▶ [What you need to do]: Repeat the material exactly, leaving nothing out.

▶ [Records shown]:

____

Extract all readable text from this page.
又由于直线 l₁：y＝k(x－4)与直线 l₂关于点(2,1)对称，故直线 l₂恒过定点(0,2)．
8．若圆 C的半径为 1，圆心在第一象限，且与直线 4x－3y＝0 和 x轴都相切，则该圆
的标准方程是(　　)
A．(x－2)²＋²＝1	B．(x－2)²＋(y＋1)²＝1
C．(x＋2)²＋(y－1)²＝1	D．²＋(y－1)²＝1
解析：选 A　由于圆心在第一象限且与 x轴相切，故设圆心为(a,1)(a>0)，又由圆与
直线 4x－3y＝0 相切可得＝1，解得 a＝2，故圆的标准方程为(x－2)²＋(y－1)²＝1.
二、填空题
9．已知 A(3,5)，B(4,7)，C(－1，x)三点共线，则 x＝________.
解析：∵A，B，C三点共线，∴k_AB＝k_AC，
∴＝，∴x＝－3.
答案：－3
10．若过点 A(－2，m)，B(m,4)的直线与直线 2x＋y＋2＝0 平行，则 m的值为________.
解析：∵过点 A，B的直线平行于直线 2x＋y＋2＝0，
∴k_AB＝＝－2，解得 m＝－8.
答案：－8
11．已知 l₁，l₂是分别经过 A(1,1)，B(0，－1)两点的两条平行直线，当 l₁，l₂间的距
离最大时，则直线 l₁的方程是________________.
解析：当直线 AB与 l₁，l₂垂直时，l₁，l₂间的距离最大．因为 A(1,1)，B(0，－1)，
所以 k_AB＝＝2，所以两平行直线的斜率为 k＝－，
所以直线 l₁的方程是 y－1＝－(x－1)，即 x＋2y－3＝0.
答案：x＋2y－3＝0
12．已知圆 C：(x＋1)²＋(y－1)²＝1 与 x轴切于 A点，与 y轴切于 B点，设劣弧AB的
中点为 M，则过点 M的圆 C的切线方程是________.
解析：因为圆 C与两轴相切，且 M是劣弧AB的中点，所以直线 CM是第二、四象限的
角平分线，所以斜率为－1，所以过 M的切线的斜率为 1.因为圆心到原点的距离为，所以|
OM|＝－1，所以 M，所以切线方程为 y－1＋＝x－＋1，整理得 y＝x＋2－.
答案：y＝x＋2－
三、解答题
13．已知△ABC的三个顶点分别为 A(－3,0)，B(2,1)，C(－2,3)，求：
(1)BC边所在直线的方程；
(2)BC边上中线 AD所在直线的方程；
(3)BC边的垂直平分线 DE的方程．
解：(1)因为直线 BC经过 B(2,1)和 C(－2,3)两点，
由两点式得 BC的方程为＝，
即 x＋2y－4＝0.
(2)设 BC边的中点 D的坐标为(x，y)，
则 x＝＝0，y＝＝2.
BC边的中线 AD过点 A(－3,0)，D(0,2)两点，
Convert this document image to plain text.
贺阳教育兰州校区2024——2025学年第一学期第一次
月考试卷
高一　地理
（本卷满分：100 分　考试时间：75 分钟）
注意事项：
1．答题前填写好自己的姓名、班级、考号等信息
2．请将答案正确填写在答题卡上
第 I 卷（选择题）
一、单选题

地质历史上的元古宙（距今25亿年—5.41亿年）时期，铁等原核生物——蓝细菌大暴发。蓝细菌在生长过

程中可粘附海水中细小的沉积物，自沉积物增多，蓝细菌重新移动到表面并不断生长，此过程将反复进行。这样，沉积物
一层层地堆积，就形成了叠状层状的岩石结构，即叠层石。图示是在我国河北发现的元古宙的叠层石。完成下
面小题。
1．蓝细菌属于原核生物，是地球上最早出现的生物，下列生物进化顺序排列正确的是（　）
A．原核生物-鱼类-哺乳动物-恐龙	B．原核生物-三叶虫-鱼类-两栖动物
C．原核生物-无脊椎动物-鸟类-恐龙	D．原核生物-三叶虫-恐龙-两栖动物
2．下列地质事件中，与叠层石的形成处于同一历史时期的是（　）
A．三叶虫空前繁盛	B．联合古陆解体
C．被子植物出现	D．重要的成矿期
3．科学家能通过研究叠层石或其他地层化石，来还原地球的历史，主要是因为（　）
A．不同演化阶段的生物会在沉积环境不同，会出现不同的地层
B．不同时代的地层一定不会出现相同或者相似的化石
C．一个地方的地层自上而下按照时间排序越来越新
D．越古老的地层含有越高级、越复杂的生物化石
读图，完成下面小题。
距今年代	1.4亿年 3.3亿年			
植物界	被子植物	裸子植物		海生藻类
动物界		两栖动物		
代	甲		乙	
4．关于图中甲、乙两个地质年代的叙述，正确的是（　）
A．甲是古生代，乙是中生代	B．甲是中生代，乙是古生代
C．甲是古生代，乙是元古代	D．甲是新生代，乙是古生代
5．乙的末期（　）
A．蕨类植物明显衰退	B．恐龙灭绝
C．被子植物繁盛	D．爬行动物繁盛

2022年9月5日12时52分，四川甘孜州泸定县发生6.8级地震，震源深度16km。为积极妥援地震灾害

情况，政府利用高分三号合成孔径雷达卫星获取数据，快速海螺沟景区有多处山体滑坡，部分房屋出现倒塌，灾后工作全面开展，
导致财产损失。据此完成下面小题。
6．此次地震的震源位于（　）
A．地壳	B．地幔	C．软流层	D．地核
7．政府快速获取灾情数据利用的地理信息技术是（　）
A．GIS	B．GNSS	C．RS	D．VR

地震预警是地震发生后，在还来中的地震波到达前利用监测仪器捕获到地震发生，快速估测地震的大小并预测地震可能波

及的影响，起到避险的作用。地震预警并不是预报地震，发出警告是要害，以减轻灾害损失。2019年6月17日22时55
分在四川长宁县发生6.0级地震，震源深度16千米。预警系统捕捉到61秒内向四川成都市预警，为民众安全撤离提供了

____

▶ [Finished exercise]:
Extract all readable text from this page.
又由于直线 l₁：y＝k(x－4)与直线 l₂关于点(2,1)对称，故直线 l₂恒过定点(0,2)．
8．若圆 C的半径为 1，圆心在第一象限，且与直线 4x－3y＝0 和 x轴都相切，则该圆
的标准方程是(　　)
A．(x－2)²＋²＝1	B．(x－2)²＋(y＋1)²＝1
C．(x＋2)²＋(y－1)²＝1	D．²＋(y－1)²＝1
解析：选 A　由于圆心在第一象限且与 x轴相切，故设圆心为(a,1)(a>0)，又由圆与
直线 4x－3y＝0 相切可得＝1，解得 a＝2，故圆的标准方程为(x－2)²＋(y－1)²＝1.
二、填空题
9．已知 A(3,5)，B(4,7)，C(－1，x)三点共线，则 x＝________.
解析：∵A，B，C三点共线，∴k_AB＝k_AC，
∴＝，∴x＝－3.
答案：－3
10．若过点 A(－2，m)，B(m,4)的直线与直线 2x＋y＋2＝0 平行，则 m的值为________.
解析：∵过点 A，B的直线平行于直线 2x＋y＋2＝0，
∴k_AB＝＝－2，解得 m＝－8.
答案：－8
11．已知 l₁，l₂是分别经过 A(1,1)，B(0，－1)两点的两条平行直线，当 l₁，l₂间的距
离最大时，则直线 l₁的方程是________________.
解析：当直线 AB与 l₁，l₂垂直时，l₁，l₂间的距离最大．因为 A(1,1)，B(0，－1)，
所以 k_AB＝＝2，所以两平行直线的斜率为 k＝－，
所以直线 l₁的方程是 y－1＝－(x－1)，即 x＋2y－3＝0.
答案：x＋2y－3＝0
12．已知圆 C：(x＋1)²＋(y－1)²＝1 与 x轴切于 A点，与 y轴切于 B点，设劣弧AB的
中点为 M，则过点 M的圆 C的切线方程是________.
解析：因为圆 C与两轴相切，且 M是劣弧AB的中点，所以直线 CM是第二、四象限的
角平分线，所以斜率为－1，所以过 M的切线的斜率为 1.因为圆心到原点的距离为，所以|
OM|＝－1，所以 M，所以切线方程为 y－1＋＝x－＋1，整理得 y＝x＋2－.
答案：y＝x＋2－
三、解答题
13．已知△ABC的三个顶点分别为 A(－3,0)，B(2,1)，C(－2,3)，求：
(1)BC边所在直线的方程；
(2)BC边上中线 AD所在直线的方程；
(3)BC边的垂直平分线 DE的方程．
解：(1)因为直线 BC经过 B(2,1)和 C(－2,3)两点，
由两点式得 BC的方程为＝，
即 x＋2y－4＝0.
(2)设 BC边的中点 D的坐标为(x，y)，
则 x＝＝0，y＝＝2.
BC边的中线 AD过点 A(－3,0)，D(0,2)两点，
Convert this document image to plain text.
贺阳教育兰州校区2024——2025学年第一学期第一次
月考试卷
高一　地理
（本卷满分：100 分　考试时间：75 分钟）
注意事项：
1．答题前填写好自己的姓名、班级、考号等信息
2．请将答案正确填写在答题卡上
第 I 卷（选择题）
一、单选题

地质历史上的元古宙（距今25亿年—5.41亿年）时期，铁等原核生物——蓝细菌大暴发。蓝细菌在生长过

程中可粘附海水中细小的沉积物，自沉积物增多，蓝细菌重新移动到表面并不断生长，此过程将反复进行。这样，沉积物
一层层地堆积，就形成了叠状层状的岩石结构，即叠层石。图示是在我国河北发现的元古宙的叠层石。完成下
面小题。
1．蓝细菌属于原核生物，是地球上最早出现的生物，下列生物进化顺序排列正确的是（　）
A．原核生物-鱼类-哺乳动物-恐龙	B．原核生物-三叶虫-鱼类-两栖动物
C．原核生物-无脊椎动物-鸟类-恐龙	D．原核生物-三叶虫-恐龙-两栖动物
2．下列地质事件中，与叠层石的形成处于同一历史时期的是（　）
A．三叶虫空前繁盛	B．联合古陆解体
C．被子植物出现	D．重要的成矿期
3．科学家能通过研究叠层石或其他地层化石，来还原地球的历史，主要是因为（　）
A．不同演化阶段的生物会在沉积环境不同，会出现不同的地层
B．不同时代的地层一定不会出现相同或者相似的化石
C．一个地方的地层自上而下按照时间排序越来越新
D．越古老的地层含有越高级、越复杂的生物化石
读图，完成下面小题。
距今年代	1.4亿年 3.3亿年			
植物界	被子植物	裸子植物		海生藻类
动物界		两栖动物		
代	甲		乙	
4．关于图中甲、乙两个地质年代的叙述，正确的是（　）
A．甲是古生代，乙是中生代	B．甲是中生代，乙是古生代
C．甲是古生代，乙是元古代	D．甲是新生代，乙是古生代
5．乙的末期（　）
A．蕨类植物明显衰退	B．恐龙灭绝
C．被子植物繁盛	D．爬行动物繁盛

2022年9月5日12时52分，四川甘孜州泸定县发生6.8级地震，震源深度16km。为积极妥援地震灾害

情况，政府利用高分三号合成孔径雷达卫星获取数据，快速海螺沟景区有多处山体滑坡，部分房屋出现倒塌，灾后工作全面开展，
导致财产损失。据此完成下面小题。
6．此次地震的震源位于（　）
A．地壳	B．地幔	C．软流层	D．地核
7．政府快速获取灾情数据利用的地理信息技术是（　）
A．GIS	B．GNSS	C．RS	D．VR

地震预警是地震发生后，在还来中的地震波到达前利用监测仪器捕获到地震发生，快速估测地震的大小并预测地震可能波

及的影响，起到避险的作用。地震预警并不是预报地震，发出警告是要害，以减轻灾害损失。2019年6月17日22时55
分在四川长宁县发生6.0级地震，震源深度16千米。预警系统捕捉到61秒内向四川成都市预警，为民众安全撤离提供了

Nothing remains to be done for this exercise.